* BEGIN Record excerpts *

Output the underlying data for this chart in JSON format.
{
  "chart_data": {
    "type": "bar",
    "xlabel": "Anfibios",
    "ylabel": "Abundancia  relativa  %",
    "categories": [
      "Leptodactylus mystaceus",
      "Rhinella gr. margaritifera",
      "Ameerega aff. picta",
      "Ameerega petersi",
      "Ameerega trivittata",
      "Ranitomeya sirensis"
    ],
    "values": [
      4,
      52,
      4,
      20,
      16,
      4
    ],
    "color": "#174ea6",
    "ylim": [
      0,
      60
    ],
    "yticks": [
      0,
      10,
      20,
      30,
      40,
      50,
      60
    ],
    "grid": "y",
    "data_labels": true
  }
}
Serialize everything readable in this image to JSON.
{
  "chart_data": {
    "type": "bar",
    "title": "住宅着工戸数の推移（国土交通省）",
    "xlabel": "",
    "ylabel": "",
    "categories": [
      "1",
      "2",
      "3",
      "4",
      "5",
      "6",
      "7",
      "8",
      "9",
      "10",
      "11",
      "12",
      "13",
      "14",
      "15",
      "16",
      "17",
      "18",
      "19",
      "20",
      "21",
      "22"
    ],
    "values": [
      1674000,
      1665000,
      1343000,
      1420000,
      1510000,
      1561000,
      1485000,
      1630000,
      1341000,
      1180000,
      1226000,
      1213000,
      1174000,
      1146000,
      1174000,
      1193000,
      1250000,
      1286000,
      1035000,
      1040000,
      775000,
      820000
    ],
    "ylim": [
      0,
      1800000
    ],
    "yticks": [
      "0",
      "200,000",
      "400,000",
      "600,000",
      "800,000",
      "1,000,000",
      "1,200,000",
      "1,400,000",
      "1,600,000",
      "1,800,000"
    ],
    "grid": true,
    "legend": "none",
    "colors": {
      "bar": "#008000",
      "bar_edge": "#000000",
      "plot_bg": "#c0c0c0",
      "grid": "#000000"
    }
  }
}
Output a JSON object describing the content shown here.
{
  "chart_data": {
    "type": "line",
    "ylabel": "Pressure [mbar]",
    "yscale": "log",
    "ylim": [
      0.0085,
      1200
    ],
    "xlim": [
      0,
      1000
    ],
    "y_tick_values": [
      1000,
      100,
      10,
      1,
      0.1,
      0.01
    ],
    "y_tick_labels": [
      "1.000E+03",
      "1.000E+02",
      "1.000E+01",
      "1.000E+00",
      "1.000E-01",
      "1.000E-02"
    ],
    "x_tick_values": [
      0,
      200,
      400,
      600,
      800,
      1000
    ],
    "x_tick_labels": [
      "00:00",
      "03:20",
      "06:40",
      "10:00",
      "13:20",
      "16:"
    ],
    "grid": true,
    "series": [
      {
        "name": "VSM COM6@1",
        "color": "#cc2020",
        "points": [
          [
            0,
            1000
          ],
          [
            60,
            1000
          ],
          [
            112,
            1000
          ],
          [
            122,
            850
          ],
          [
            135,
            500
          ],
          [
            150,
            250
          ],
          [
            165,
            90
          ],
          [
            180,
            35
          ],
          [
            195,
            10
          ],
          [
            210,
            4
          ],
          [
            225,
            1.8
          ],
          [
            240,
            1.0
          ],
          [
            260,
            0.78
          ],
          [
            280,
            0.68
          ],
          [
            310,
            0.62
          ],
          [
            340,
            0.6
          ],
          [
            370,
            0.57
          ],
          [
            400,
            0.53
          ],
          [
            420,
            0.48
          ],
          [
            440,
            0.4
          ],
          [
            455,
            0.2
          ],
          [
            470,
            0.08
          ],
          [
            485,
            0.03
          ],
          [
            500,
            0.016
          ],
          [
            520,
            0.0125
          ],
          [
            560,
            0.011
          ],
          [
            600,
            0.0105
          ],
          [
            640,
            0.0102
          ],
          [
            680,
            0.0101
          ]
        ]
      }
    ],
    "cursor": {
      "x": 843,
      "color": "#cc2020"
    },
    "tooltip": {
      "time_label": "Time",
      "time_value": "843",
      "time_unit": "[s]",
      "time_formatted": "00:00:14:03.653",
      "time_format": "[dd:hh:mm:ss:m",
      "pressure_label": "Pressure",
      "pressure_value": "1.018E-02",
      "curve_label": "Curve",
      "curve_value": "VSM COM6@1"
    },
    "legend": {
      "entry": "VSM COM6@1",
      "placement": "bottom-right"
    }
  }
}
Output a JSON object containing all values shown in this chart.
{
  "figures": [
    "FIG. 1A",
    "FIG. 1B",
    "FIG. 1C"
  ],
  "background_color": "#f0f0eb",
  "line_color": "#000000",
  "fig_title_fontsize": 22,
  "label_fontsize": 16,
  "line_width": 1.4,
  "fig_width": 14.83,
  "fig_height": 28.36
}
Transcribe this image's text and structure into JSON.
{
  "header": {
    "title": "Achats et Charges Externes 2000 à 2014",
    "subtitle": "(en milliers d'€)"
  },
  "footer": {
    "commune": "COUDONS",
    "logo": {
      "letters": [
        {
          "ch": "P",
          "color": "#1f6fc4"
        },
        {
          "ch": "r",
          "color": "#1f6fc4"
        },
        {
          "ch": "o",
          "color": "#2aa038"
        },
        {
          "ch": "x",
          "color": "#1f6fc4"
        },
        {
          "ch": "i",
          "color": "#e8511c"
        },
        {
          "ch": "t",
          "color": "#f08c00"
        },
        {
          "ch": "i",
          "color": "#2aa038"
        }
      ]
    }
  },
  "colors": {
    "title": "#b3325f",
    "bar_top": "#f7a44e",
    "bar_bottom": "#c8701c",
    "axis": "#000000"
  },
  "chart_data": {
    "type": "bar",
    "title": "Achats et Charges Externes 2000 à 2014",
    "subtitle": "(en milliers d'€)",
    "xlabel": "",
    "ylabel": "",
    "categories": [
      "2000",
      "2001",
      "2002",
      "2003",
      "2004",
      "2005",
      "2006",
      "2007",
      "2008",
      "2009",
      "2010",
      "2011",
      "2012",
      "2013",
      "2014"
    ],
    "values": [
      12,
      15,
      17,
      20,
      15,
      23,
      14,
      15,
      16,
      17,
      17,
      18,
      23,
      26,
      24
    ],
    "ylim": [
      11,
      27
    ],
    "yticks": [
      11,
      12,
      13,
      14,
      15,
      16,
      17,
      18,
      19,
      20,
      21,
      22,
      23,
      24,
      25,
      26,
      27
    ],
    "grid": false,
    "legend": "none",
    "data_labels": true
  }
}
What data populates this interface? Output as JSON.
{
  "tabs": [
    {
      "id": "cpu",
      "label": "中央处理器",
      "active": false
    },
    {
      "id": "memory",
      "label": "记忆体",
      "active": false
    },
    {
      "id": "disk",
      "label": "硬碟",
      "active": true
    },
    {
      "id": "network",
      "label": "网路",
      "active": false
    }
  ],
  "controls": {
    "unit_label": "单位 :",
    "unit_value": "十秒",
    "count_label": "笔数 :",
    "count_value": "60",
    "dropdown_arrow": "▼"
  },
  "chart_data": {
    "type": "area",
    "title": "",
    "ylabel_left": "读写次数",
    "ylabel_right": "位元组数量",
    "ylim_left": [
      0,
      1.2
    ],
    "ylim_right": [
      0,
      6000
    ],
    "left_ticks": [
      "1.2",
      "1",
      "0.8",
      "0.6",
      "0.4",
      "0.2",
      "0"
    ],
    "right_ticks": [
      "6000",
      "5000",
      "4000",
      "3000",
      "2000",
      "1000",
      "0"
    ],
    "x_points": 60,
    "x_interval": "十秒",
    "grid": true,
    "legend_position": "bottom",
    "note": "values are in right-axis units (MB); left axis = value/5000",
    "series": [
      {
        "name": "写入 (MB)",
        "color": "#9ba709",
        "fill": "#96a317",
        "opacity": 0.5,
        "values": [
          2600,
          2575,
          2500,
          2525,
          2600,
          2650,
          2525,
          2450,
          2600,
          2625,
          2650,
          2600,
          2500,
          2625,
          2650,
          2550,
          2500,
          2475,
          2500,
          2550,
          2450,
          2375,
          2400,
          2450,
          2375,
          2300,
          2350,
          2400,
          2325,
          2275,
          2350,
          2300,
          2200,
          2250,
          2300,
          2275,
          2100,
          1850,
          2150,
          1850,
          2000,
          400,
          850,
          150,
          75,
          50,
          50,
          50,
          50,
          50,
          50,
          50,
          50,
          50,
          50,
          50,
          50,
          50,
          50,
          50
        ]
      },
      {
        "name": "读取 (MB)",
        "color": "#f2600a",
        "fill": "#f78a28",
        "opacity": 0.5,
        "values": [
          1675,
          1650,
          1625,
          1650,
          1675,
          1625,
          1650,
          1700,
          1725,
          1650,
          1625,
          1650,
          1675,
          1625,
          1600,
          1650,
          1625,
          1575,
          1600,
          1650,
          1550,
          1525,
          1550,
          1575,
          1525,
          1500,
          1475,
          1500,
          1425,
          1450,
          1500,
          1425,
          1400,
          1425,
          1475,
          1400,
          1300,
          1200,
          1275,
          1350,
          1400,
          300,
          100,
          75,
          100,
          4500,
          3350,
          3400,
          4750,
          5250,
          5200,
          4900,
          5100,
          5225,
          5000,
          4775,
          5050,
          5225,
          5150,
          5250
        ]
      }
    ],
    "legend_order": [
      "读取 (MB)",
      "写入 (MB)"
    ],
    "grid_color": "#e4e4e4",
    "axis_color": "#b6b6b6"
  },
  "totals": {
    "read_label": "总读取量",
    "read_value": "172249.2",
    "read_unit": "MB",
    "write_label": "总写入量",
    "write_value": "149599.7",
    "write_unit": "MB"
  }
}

* END Record excerpts *

Direction:
Copy each line of the listing that includes "this".

Full answer:
Output the underlying data for this chart in JSON format.
Serialize everything readable in this image to JSON.
Output a JSON object containing all values shown in this chart.
Transcribe this image's text and structure into JSON.
What data populates this interface? Output as JSON.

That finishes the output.